━━━━━ WORKING DATA

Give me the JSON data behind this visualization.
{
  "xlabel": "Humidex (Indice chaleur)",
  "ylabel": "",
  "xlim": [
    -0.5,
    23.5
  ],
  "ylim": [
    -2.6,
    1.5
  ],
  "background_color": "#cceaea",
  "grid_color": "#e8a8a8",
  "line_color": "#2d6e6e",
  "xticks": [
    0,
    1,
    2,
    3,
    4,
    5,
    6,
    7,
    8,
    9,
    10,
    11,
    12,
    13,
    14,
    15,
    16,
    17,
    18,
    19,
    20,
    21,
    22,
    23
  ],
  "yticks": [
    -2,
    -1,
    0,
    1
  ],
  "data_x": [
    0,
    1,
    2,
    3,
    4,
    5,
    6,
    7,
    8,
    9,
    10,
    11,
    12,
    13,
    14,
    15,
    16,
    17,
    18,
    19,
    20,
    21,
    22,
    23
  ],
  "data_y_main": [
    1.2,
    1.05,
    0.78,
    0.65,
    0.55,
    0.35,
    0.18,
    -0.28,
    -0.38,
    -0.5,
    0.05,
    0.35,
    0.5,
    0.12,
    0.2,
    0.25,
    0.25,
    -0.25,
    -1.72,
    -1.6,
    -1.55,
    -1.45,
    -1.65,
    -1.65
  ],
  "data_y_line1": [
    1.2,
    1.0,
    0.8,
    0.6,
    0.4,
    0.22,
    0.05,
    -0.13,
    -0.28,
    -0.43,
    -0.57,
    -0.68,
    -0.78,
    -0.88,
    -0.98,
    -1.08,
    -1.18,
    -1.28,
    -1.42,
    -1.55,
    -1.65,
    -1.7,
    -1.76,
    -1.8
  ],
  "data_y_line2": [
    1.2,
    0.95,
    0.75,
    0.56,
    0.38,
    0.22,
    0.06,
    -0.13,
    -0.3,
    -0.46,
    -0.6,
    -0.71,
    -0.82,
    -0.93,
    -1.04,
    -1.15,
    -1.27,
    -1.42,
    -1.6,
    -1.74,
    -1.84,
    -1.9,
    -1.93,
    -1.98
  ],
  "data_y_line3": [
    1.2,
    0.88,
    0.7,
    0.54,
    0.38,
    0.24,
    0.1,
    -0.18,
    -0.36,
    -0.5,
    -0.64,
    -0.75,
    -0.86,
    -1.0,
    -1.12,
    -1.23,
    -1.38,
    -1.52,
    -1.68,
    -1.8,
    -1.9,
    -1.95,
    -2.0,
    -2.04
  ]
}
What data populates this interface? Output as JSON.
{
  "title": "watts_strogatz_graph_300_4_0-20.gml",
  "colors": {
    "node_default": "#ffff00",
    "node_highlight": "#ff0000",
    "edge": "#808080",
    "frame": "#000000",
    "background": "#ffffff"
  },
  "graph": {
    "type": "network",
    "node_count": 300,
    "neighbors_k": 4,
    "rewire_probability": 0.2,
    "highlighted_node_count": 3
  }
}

━━━━━━━━━━

EXERCISE PROMPT ::
Copy out the lines in which the string "this" appears.

EXERCISE RESULT ::
Give me the JSON data behind this visualization.
What data populates this interface? Output as JSON.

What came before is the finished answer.